Brief: Please return every line of the items below that contains the string "lower", matching case exactly.

Entries:

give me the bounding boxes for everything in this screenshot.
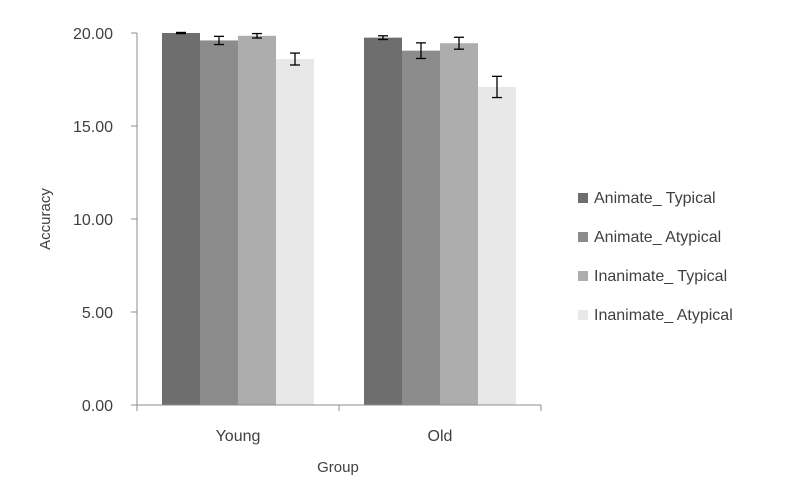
error-bar — [416, 42, 426, 60]
x-tick-label: Young — [216, 428, 261, 445]
y-tick-label: 5.00 — [82, 305, 113, 322]
legend-swatch — [578, 271, 588, 281]
bar-inanimate-typical-young — [238, 35, 276, 405]
legend-label: Animate_ Atypical — [594, 229, 721, 246]
error-bar — [214, 35, 224, 46]
x-axis-title: Group — [317, 459, 359, 476]
y-tick-label: 0.00 — [82, 398, 113, 415]
bar-inanimate-atypical-young — [276, 59, 314, 405]
y-axis-title: Accuracy — [37, 188, 54, 250]
error-bar — [176, 31, 186, 35]
bar-animate-atypical-young — [200, 40, 238, 405]
error-bar — [290, 52, 300, 66]
error-bar — [492, 75, 502, 99]
error-bar — [378, 35, 388, 41]
x-tick-label: Old — [428, 428, 453, 445]
legend-label: Inanimate_ Typical — [594, 268, 727, 285]
legend-swatch — [578, 232, 588, 242]
legend-swatch — [578, 193, 588, 203]
legend-item: Animate_ Atypical — [578, 229, 721, 246]
error-bar — [454, 36, 464, 50]
error-bar — [252, 32, 262, 39]
bar-animate-atypical-old — [402, 50, 440, 406]
bar-animate-typical-young — [162, 33, 200, 405]
legend-item: Inanimate_ Atypical — [578, 307, 733, 324]
y-tick-label: 20.00 — [73, 26, 113, 43]
legend-label: Inanimate_ Atypical — [594, 307, 733, 324]
bar-inanimate-typical-old — [440, 43, 478, 405]
y-tick-label: 15.00 — [73, 119, 113, 136]
y-tick-label: 10.00 — [73, 212, 113, 229]
legend-item: Animate_ Typical — [578, 190, 716, 207]
bar-inanimate-atypical-old — [478, 86, 516, 405]
legend-swatch — [578, 310, 588, 320]
legend: Animate_ Typical Animate_ Atypical Inanima… — [578, 190, 733, 324]
legend-label: Animate_ Typical — [594, 190, 716, 207]
legend-item: Inanimate_ Typical — [578, 268, 727, 285]
bar-animate-typical-old — [364, 37, 402, 406]
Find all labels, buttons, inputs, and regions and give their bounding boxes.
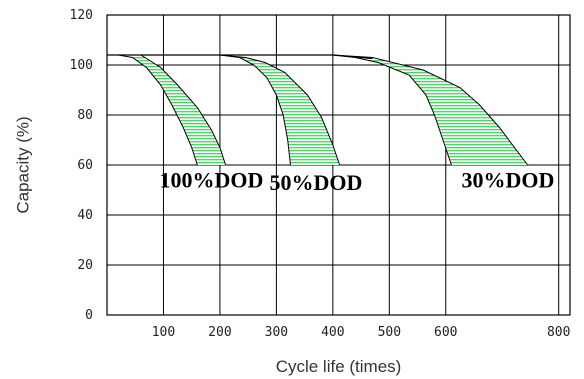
x-tick-label-200: 200 bbox=[208, 325, 231, 340]
annotation-50%DOD: 50%DOD bbox=[269, 170, 362, 195]
band-lower-edge-30%DOD bbox=[332, 54, 452, 166]
y-tick-label-20: 20 bbox=[77, 258, 93, 273]
y-tick-label-100: 100 bbox=[70, 58, 93, 73]
y-tick-label-120: 120 bbox=[70, 8, 93, 23]
dod-annotations: 100%DOD 50%DOD 30%DOD bbox=[160, 168, 555, 196]
y-tick-label-0: 0 bbox=[85, 308, 93, 323]
initial-capacity-line-end bbox=[332, 54, 373, 60]
band-upper-edge-50%DOD bbox=[219, 54, 341, 166]
y-axis-title: Capacity (%) bbox=[13, 116, 32, 213]
x-tick-label-300: 300 bbox=[265, 325, 288, 340]
y-tick-label-80: 80 bbox=[77, 108, 93, 123]
x-tick-label-400: 400 bbox=[321, 325, 344, 340]
capacity-bands bbox=[118, 54, 529, 166]
band-upper-edge-30%DOD bbox=[332, 54, 529, 166]
band-lower-edge-100%DOD bbox=[118, 54, 198, 166]
annotation-100%DOD: 100%DOD bbox=[160, 168, 264, 193]
band-50%DOD bbox=[219, 55, 340, 165]
y-tick-label-40: 40 bbox=[77, 208, 93, 223]
x-tick-label-100: 100 bbox=[152, 325, 175, 340]
band-100%DOD bbox=[118, 55, 226, 165]
y-tick-labels: 0 20 40 60 80 100 120 bbox=[70, 8, 93, 323]
plot-frame bbox=[106, 14, 571, 316]
annotation-30%DOD: 30%DOD bbox=[461, 168, 554, 193]
x-tick-label-600: 600 bbox=[434, 325, 457, 340]
x-tick-labels: 100 200 300 400 500 600 800 bbox=[152, 325, 571, 340]
initial-capacity-line bbox=[107, 54, 373, 60]
x-tick-label-800: 800 bbox=[547, 325, 570, 340]
y-tick-label-60: 60 bbox=[77, 158, 93, 173]
x-axis-title: Cycle life (times) bbox=[276, 357, 402, 376]
band-30%DOD bbox=[332, 55, 528, 165]
band-upper-edge-100%DOD bbox=[118, 54, 227, 166]
x-tick-label-500: 500 bbox=[378, 325, 401, 340]
band-lower-edge-50%DOD bbox=[219, 54, 292, 166]
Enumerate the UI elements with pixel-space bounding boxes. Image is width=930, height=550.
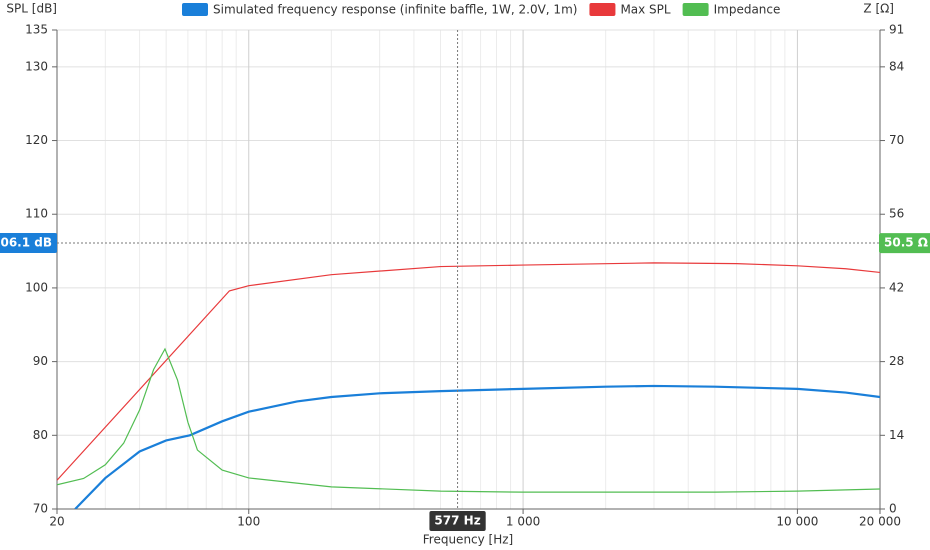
y-tick-label: 70	[33, 502, 48, 516]
y2-tick-label: 14	[889, 428, 904, 442]
crosshair-x-label-group: 577 Hz	[429, 511, 486, 531]
y-tick-label: 135	[25, 23, 48, 37]
y-tick-label: 130	[25, 59, 48, 73]
legend-label: Impedance	[714, 3, 781, 17]
legend-label: Max SPL	[620, 3, 670, 17]
y2-tick-label: 91	[889, 23, 904, 37]
y2-tick-label: 28	[889, 354, 904, 368]
y2-tick-label: 56	[889, 207, 904, 221]
crosshair-y-label-group: 106.1 dB	[0, 232, 57, 253]
legend-swatch	[182, 3, 208, 16]
crosshair-x-label: 577 Hz	[434, 514, 480, 528]
y2-tick-label: 42	[889, 280, 904, 294]
crosshair-x-label-bg	[429, 511, 486, 531]
x-tick-label: 20	[49, 515, 64, 529]
x-tick-label: 20 000	[859, 515, 901, 529]
crosshair-y2-label-group: 50.5 Ω	[879, 233, 930, 254]
y2-axis-title: Z [Ω]	[863, 2, 894, 16]
series-line	[74, 384, 880, 509]
y2-tick-label: 70	[889, 133, 904, 147]
legend-label: Simulated frequency response (infinite b…	[213, 3, 577, 17]
crosshair-y2-label: 50.5 Ω	[884, 236, 928, 250]
x-tick-label: 10 000	[776, 515, 818, 529]
y-tick-label: 80	[33, 428, 48, 442]
y-axis-title: SPL [dB]	[6, 2, 57, 16]
x-tick-label: 1 000	[506, 515, 540, 529]
y-tick-label: 100	[25, 280, 48, 294]
y-tick-label: 110	[25, 207, 48, 221]
y2-tick-label: 84	[889, 59, 904, 73]
series-line	[57, 347, 880, 493]
legend-swatch	[589, 3, 616, 16]
series-line	[57, 262, 880, 481]
crosshair-y-label: 106.1 dB	[0, 235, 52, 249]
crosshair-y-label-bg	[0, 232, 57, 253]
y-tick-label: 120	[25, 133, 48, 147]
crosshair-y2-label-bg	[879, 233, 930, 254]
x-axis-title: Frequency [Hz]	[423, 533, 514, 547]
x-tick-label: 100	[237, 515, 260, 529]
y2-tick-label: 0	[889, 502, 897, 516]
legend-swatch	[682, 3, 709, 16]
y-tick-label: 90	[33, 354, 48, 368]
legend: Simulated frequency response (infinite b…	[182, 3, 780, 17]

Output below:
band-lower-edge-30%DOD bbox=[332, 54, 452, 166]
band-lower-edge-100%DOD bbox=[118, 54, 198, 166]
band-lower-edge-50%DOD bbox=[219, 54, 292, 166]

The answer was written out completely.